[Dataset rows]
++++

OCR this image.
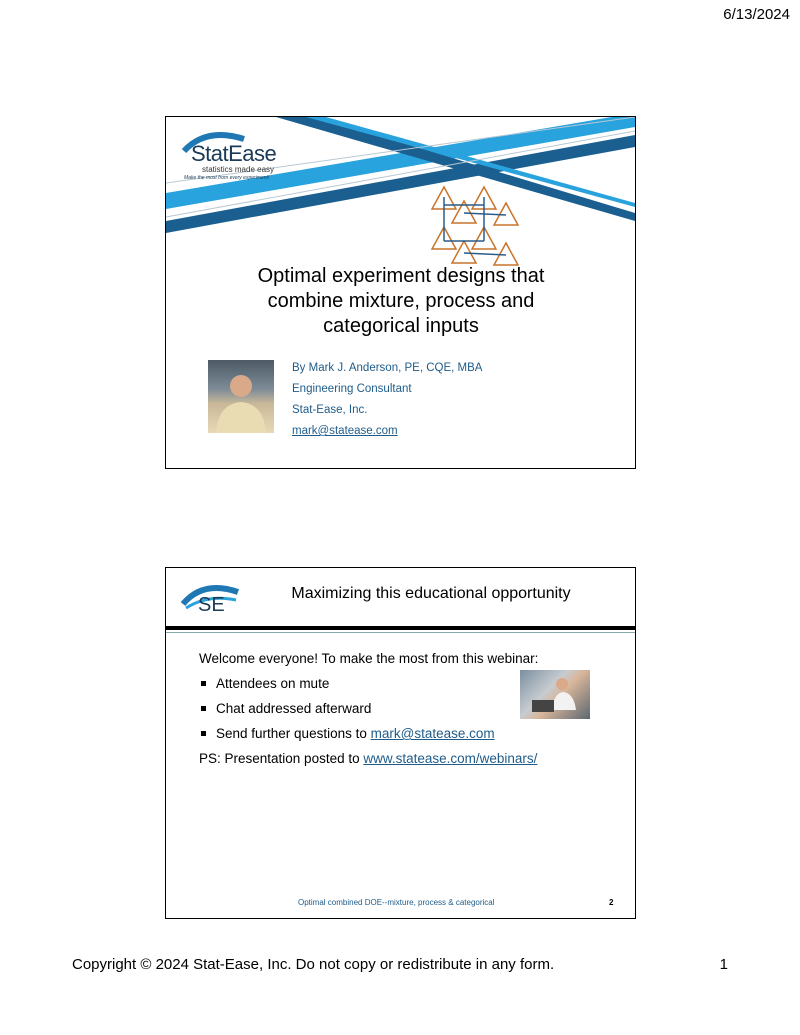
6/13/2024
StatEase
statistics made easy
Make the most from every experiment!
Optimal experiment designs that
combine mixture, process and
categorical inputs
By Mark J. Anderson, PE, CQE, MBA
Engineering Consultant
Stat-Ease, Inc.
mark@statease.com
SE
Maximizing this educational opportunity
Welcome everyone! To make the most from this webinar:
Attendees on mute
Chat addressed afterward
Send further questions to mark@statease.com
PS: Presentation posted to www.statease.com/webinars/
Optimal combined DOE--mixture, process & categorical	2
Copyright © 2024 Stat-Ease, Inc. Do not copy or redistribute in any form.	1
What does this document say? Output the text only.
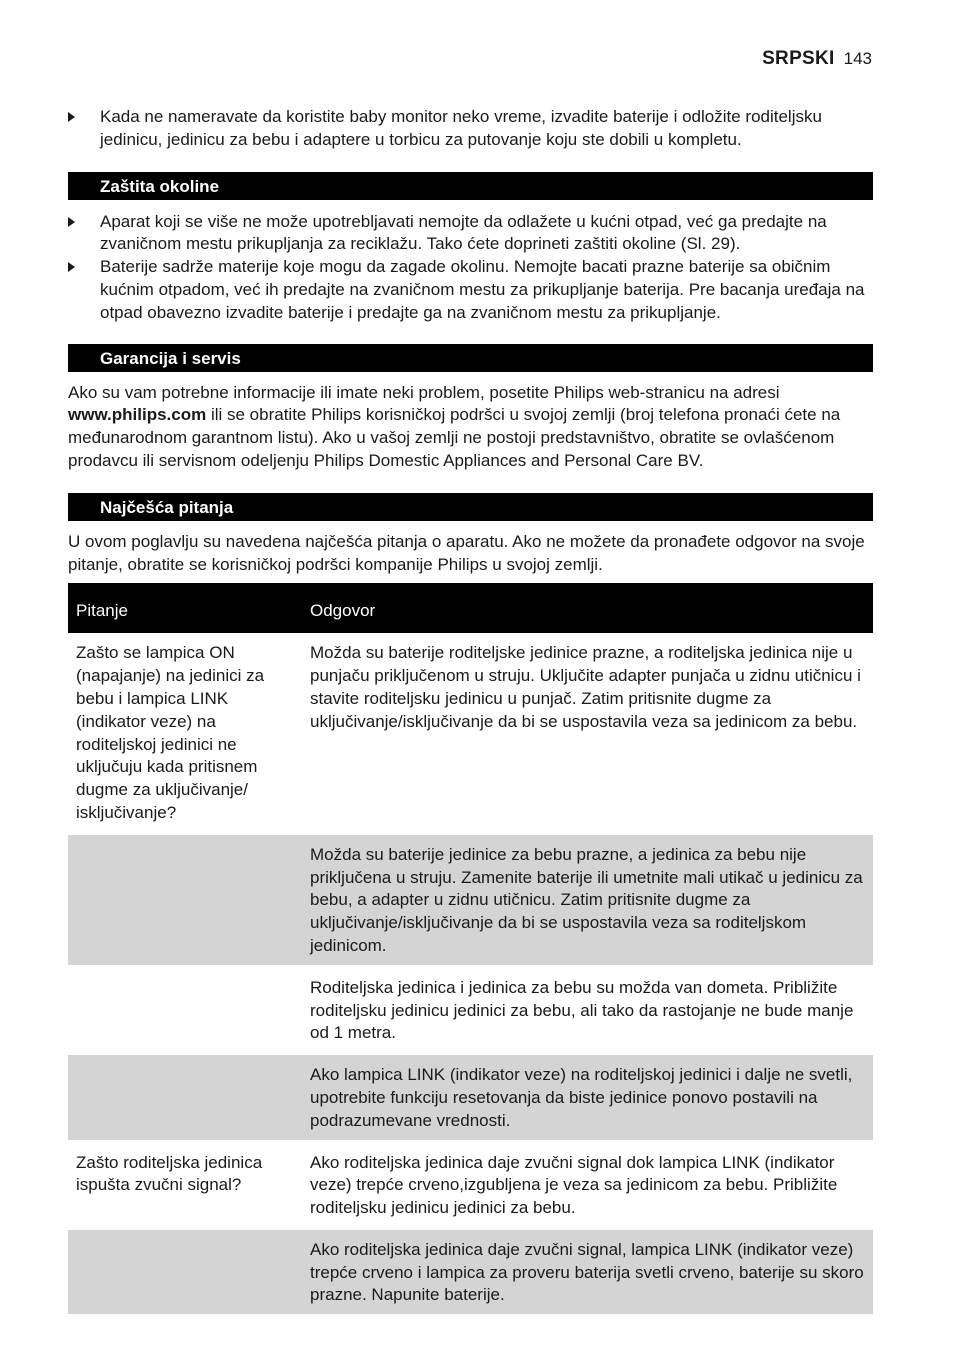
SRPSKI 143
Kada ne nameravate da koristite baby monitor neko vreme, izvadite baterije i odložite roditeljsku jedinicu, jedinicu za bebu i adaptere u torbicu za putovanje koju ste dobili u kompletu.
Zaštita okoline
Aparat koji se više ne može upotrebljavati nemojte da odlažete u kućni otpad, već ga predajte na zvaničnom mestu prikupljanja za reciklažu. Tako ćete doprineti zaštiti okoline (Sl. 29).
Baterije sadrže materije koje mogu da zagade okolinu. Nemojte bacati prazne baterije sa običnim kućnim otpadom, već ih predajte na zvaničnom mestu za prikupljanje baterija. Pre bacanja uređaja na otpad obavezno izvadite baterije i predajte ga na zvaničnom mestu za prikupljanje.
Garancija i servis

Ako su vam potrebne informacije ili imate neki problem, posetite Philips web-stranicu na adresi www.philips.com ili se obratite Philips korisničkoj podršci u svojoj zemlji (broj telefona pronaći ćete na međunarodnom garantnom listu). Ako u vašoj zemlji ne postoji predstavništvo, obratite se ovlašćenom prodavcu ili servisnom odeljenju Philips Domestic Appliances and Personal Care BV.

Najčešća pitanja

U ovom poglavlju su navedena najčešća pitanja o aparatu. Ako ne možete da pronađete odgovor na svoje pitanje, obratite se korisničkoj podršci kompanije Philips u svojoj zemlji.

Pitanje	Odgovor
Zašto se lampica ON (napajanje) na jedinici za bebu i lampica LINK (indikator veze) na roditeljskoj jedinici ne uključuju kada pritisnem dugme za uključivanje/ isključivanje?	Možda su baterije roditeljske jedinice prazne, a roditeljska jedinica nije u punjaču priključenom u struju. Uključite adapter punjača u zidnu utičnicu i stavite roditeljsku jedinicu u punjač. Zatim pritisnite dugme za uključivanje/isključivanje da bi se uspostavila veza sa jedinicom za bebu.
	Možda su baterije jedinice za bebu prazne, a jedinica za bebu nije priključena u struju. Zamenite baterije ili umetnite mali utikač u jedinicu za bebu, a adapter u zidnu utičnicu. Zatim pritisnite dugme za uključivanje/isključivanje da bi se uspostavila veza sa roditeljskom jedinicom.
	Roditeljska jedinica i jedinica za bebu su možda van dometa. Približite roditeljsku jedinicu jedinici za bebu, ali tako da rastojanje ne bude manje od 1 metra.
	Ako lampica LINK (indikator veze) na roditeljskoj jedinici i dalje ne svetli, upotrebite funkciju resetovanja da biste jedinice ponovo postavili na podrazumevane vrednosti.
Zašto roditeljska jedinica ispušta zvučni signal?	Ako roditeljska jedinica daje zvučni signal dok lampica LINK (indikator veze) trepće crveno,izgubljena je veza sa jedinicom za bebu. Približite roditeljsku jedinicu jedinici za bebu.
	Ako roditeljska jedinica daje zvučni signal, lampica LINK (indikator veze) trepće crveno i lampica za proveru baterija svetli crveno, baterije su skoro prazne. Napunite baterije.
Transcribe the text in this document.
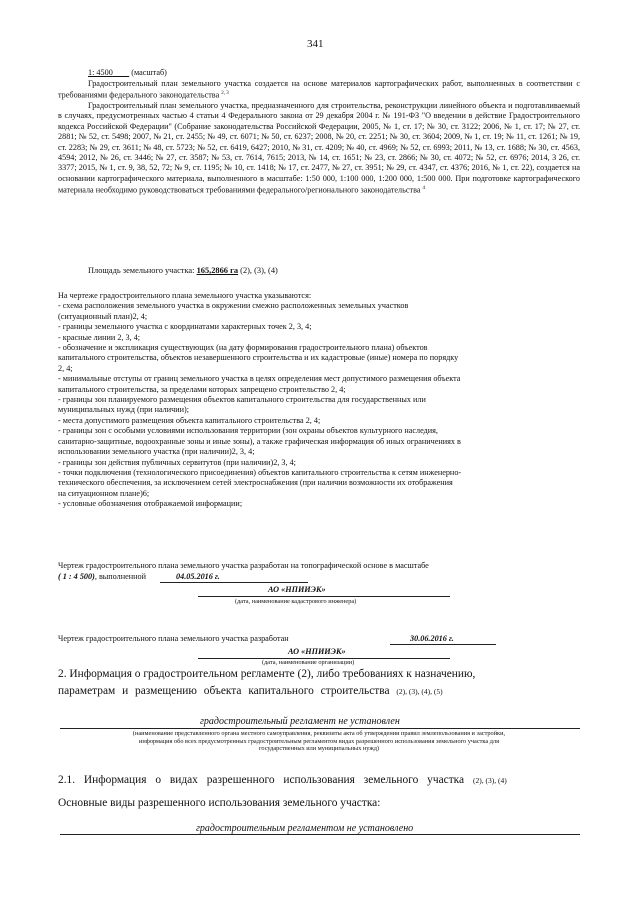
341
1: 4500 (масштаб)
Градостроительный план земельного участка создается на основе материалов картографических работ, выполненных в соответствии с требованиями федерального законодательства $^{2, 3}$
Градостроительный план земельного участка, предназначенного для строительства, реконструкции линейного объекта и подготавливаемый в случаях, предусмотренных частью 4 статьи 4 Федерального закона от 29 декабря 2004 г. № 191-ФЗ "О введении в действие Градостроительного кодекса Российской Федерации" (Собрание законодательства Российской Федерации, 2005, № 1, ст. 17; № 30, ст. 3122; 2006, № 1, ст. 17; № 27, ст. 2881; № 52, ст. 5498; 2007, № 21, ст. 2455; № 49, ст. 6071; № 50, ст. 6237; 2008, № 20, ст. 2251; № 30, ст. 3604; 2009, № 1, ст. 19; № 11, ст. 1261; № 19, ст. 2283; № 29, ст. 3611; № 48, ст. 5723; № 52, ст. 6419, 6427; 2010, № 31, ст. 4209; № 40, ст. 4969; № 52, ст. 6993; 2011, № 13, ст. 1688; № 30, ст. 4563, 4594; 2012, № 26, ст. 3446; № 27, ст. 3587; № 53, ст. 7614, 7615; 2013, № 14, ст. 1651; № 23, ст. 2866; № 30, ст. 4072; № 52, ст. 6976; 2014, 3 26, ст. 3377; 2015, № 1, ст. 9, 38, 52, 72; № 9, ст. 1195; № 10, ст. 1418; № 17, ст. 2477, № 27, ст. 3951; № 29, ст. 4347, ст. 4376; 2016, № 1, ст. 22), создается на основании картографического материала, выполненного в масштабе: 1:50 000, 1:100 000, 1:200 000, 1:500 000. При подготовке картографического материала необходимо руководствоваться требованиями федерального/регионального законодательства $^4$
Площадь земельного участка: 165,2866 га (2), (3), (4)
На чертеже градостроительного плана земельного участка указываются:
- схема расположения земельного участка в окружении смежно расположенных земельных участков
(ситуационный план)2, 4;
- границы земельного участка с координатами характерных точек 2, 3, 4;
- красные линии 2, 3, 4;
- обозначение и экспликация существующих (на дату формирования градостроительного плана) объектов
капитального строительства, объектов незавершенного строительства и их кадастровые (иные) номера по порядку
2, 4;
- минимальные отступы от границ земельного участка в целях определения мест допустимого размещения объекта
капитального строительства, за пределами которых запрещено строительство 2, 4;
- границы зон планируемого размещения объектов капитального строительства для государственных или
муниципальных нужд (при наличии);
- места допустимого размещения объекта капитального строительства 2, 4;
- границы зон с особыми условиями использования территории (зон охраны объектов культурного наследия,
санитарно-защитные, водоохранные зоны и иные зоны), а также графическая информация об иных ограничениях в
использовании земельного участка (при наличии)2, 3, 4;
- границы зон действия публичных сервитутов (при наличии)2, 3, 4;
- точки подключения (технологического присоединения) объектов капитального строительства к сетям инженерно-
технического обеспечения, за исключением сетей электроснабжения (при наличии возможности их отображения
на ситуационном плане)6;
- условные обозначения отображаемой информации;
Чертеж градостроительного плана земельного участка разработан на топографической основе в масштабе
( 1 : 4 500), выполненной	04.05.2016 г.
АО «НПИИЭК»
(дата, наименование кадастрового инженера)
Чертеж градостроительного плана земельного участка разработан	30.06.2016 г.
АО «НПИИЭК»
(дата, наименование организации)
2. Информация о градостроительном регламенте (2), либо требованиях к назначению,
параметрам и размещению объекта капитального строительства (2), (3), (4), (5)
градостроительный регламент не установлен
(наименование представленного органа местного самоуправления, реквизиты акта об утверждении правил землепользования и застройки,
информация обо всех предусмотренных градостроительным регламентом видах разрешенного использования земельного участка для
государственных или муниципальных нужд)
2.1. Информация о видах разрешенного использования земельного участка (2), (3), (4)
Основные виды разрешенного использования земельного участка:
градостроительным регламентом не установлено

++++

What to do :: Your copy should hold every record word for word and none of the pictures.

Task solution ::
OCR this image.
6/13/2024
StatEase
statistics made easy
Make the most from every experiment!
Optimal experiment designs that
combine mixture, process and
categorical inputs
By Mark J. Anderson, PE, CQE, MBA
Engineering Consultant
Stat-Ease, Inc.
mark@statease.com
SE
Maximizing this educational opportunity
Welcome everyone! To make the most from this webinar:
Attendees on mute
Chat addressed afterward
Send further questions to mark@statease.com
PS: Presentation posted to www.statease.com/webinars/
Optimal combined DOE--mixture, process & categorical	2
Copyright © 2024 Stat-Ease, Inc. Do not copy or redistribute in any form.	1
What does this document say? Output the text only.
SRPSKI 143
Kada ne nameravate da koristite baby monitor neko vreme, izvadite baterije i odložite roditeljsku jedinicu, jedinicu za bebu i adaptere u torbicu za putovanje koju ste dobili u kompletu.
Zaštita okoline
Aparat koji se više ne može upotrebljavati nemojte da odlažete u kućni otpad, već ga predajte na zvaničnom mestu prikupljanja za reciklažu. Tako ćete doprineti zaštiti okoline (Sl. 29).
Baterije sadrže materije koje mogu da zagade okolinu. Nemojte bacati prazne baterije sa običnim kućnim otpadom, već ih predajte na zvaničnom mestu za prikupljanje baterija. Pre bacanja uređaja na otpad obavezno izvadite baterije i predajte ga na zvaničnom mestu za prikupljanje.
Garancija i servis

Ako su vam potrebne informacije ili imate neki problem, posetite Philips web-stranicu na adresi www.philips.com ili se obratite Philips korisničkoj podršci u svojoj zemlji (broj telefona pronaći ćete na međunarodnom garantnom listu). Ako u vašoj zemlji ne postoji predstavništvo, obratite se ovlašćenom prodavcu ili servisnom odeljenju Philips Domestic Appliances and Personal Care BV.

Najčešća pitanja

U ovom poglavlju su navedena najčešća pitanja o aparatu. Ako ne možete da pronađete odgovor na svoje pitanje, obratite se korisničkoj podršci kompanije Philips u svojoj zemlji.

Pitanje	Odgovor
Zašto se lampica ON (napajanje) na jedinici za bebu i lampica LINK (indikator veze) na roditeljskoj jedinici ne uključuju kada pritisnem dugme za uključivanje/ isključivanje?	Možda su baterije roditeljske jedinice prazne, a roditeljska jedinica nije u punjaču priključenom u struju. Uključite adapter punjača u zidnu utičnicu i stavite roditeljsku jedinicu u punjač. Zatim pritisnite dugme za uključivanje/isključivanje da bi se uspostavila veza sa jedinicom za bebu.
	Možda su baterije jedinice za bebu prazne, a jedinica za bebu nije priključena u struju. Zamenite baterije ili umetnite mali utikač u jedinicu za bebu, a adapter u zidnu utičnicu. Zatim pritisnite dugme za uključivanje/isključivanje da bi se uspostavila veza sa roditeljskom jedinicom.
	Roditeljska jedinica i jedinica za bebu su možda van dometa. Približite roditeljsku jedinicu jedinici za bebu, ali tako da rastojanje ne bude manje od 1 metra.
	Ako lampica LINK (indikator veze) na roditeljskoj jedinici i dalje ne svetli, upotrebite funkciju resetovanja da biste jedinice ponovo postavili na podrazumevane vrednosti.
Zašto roditeljska jedinica ispušta zvučni signal?	Ako roditeljska jedinica daje zvučni signal dok lampica LINK (indikator veze) trepće crveno,izgubljena je veza sa jedinicom za bebu. Približite roditeljsku jedinicu jedinici za bebu.
	Ako roditeljska jedinica daje zvučni signal, lampica LINK (indikator veze) trepće crveno i lampica za proveru baterija svetli crveno, baterije su skoro prazne. Napunite baterije.
Transcribe the text in this document.
341
1: 4500 (масштаб)
Градостроительный план земельного участка создается на основе материалов картографических работ, выполненных в соответствии с требованиями федерального законодательства $^{2, 3}$
Градостроительный план земельного участка, предназначенного для строительства, реконструкции линейного объекта и подготавливаемый в случаях, предусмотренных частью 4 статьи 4 Федерального закона от 29 декабря 2004 г. № 191-ФЗ "О введении в действие Градостроительного кодекса Российской Федерации" (Собрание законодательства Российской Федерации, 2005, № 1, ст. 17; № 30, ст. 3122; 2006, № 1, ст. 17; № 27, ст. 2881; № 52, ст. 5498; 2007, № 21, ст. 2455; № 49, ст. 6071; № 50, ст. 6237; 2008, № 20, ст. 2251; № 30, ст. 3604; 2009, № 1, ст. 19; № 11, ст. 1261; № 19, ст. 2283; № 29, ст. 3611; № 48, ст. 5723; № 52, ст. 6419, 6427; 2010, № 31, ст. 4209; № 40, ст. 4969; № 52, ст. 6993; 2011, № 13, ст. 1688; № 30, ст. 4563, 4594; 2012, № 26, ст. 3446; № 27, ст. 3587; № 53, ст. 7614, 7615; 2013, № 14, ст. 1651; № 23, ст. 2866; № 30, ст. 4072; № 52, ст. 6976; 2014, 3 26, ст. 3377; 2015, № 1, ст. 9, 38, 52, 72; № 9, ст. 1195; № 10, ст. 1418; № 17, ст. 2477, № 27, ст. 3951; № 29, ст. 4347, ст. 4376; 2016, № 1, ст. 22), создается на основании картографического материала, выполненного в масштабе: 1:50 000, 1:100 000, 1:200 000, 1:500 000. При подготовке картографического материала необходимо руководствоваться требованиями федерального/регионального законодательства $^4$
Площадь земельного участка: 165,2866 га (2), (3), (4)
На чертеже градостроительного плана земельного участка указываются:
- схема расположения земельного участка в окружении смежно расположенных земельных участков
(ситуационный план)2, 4;
- границы земельного участка с координатами характерных точек 2, 3, 4;
- красные линии 2, 3, 4;
- обозначение и экспликация существующих (на дату формирования градостроительного плана) объектов
капитального строительства, объектов незавершенного строительства и их кадастровые (иные) номера по порядку
2, 4;
- минимальные отступы от границ земельного участка в целях определения мест допустимого размещения объекта
капитального строительства, за пределами которых запрещено строительство 2, 4;
- границы зон планируемого размещения объектов капитального строительства для государственных или
муниципальных нужд (при наличии);
- места допустимого размещения объекта капитального строительства 2, 4;
- границы зон с особыми условиями использования территории (зон охраны объектов культурного наследия,
санитарно-защитные, водоохранные зоны и иные зоны), а также графическая информация об иных ограничениях в
использовании земельного участка (при наличии)2, 3, 4;
- границы зон действия публичных сервитутов (при наличии)2, 3, 4;
- точки подключения (технологического присоединения) объектов капитального строительства к сетям инженерно-
технического обеспечения, за исключением сетей электроснабжения (при наличии возможности их отображения
на ситуационном плане)6;
- условные обозначения отображаемой информации;
Чертеж градостроительного плана земельного участка разработан на топографической основе в масштабе
( 1 : 4 500), выполненной	04.05.2016 г.
АО «НПИИЭК»
(дата, наименование кадастрового инженера)
Чертеж градостроительного плана земельного участка разработан	30.06.2016 г.
АО «НПИИЭК»
(дата, наименование организации)
2. Информация о градостроительном регламенте (2), либо требованиях к назначению,
параметрам и размещению объекта капитального строительства (2), (3), (4), (5)
градостроительный регламент не установлен
(наименование представленного органа местного самоуправления, реквизиты акта об утверждении правил землепользования и застройки,
информация обо всех предусмотренных градостроительным регламентом видах разрешенного использования земельного участка для
государственных или муниципальных нужд)
2.1. Информация о видах разрешенного использования земельного участка (2), (3), (4)
Основные виды разрешенного использования земельного участка:
градостроительным регламентом не установлено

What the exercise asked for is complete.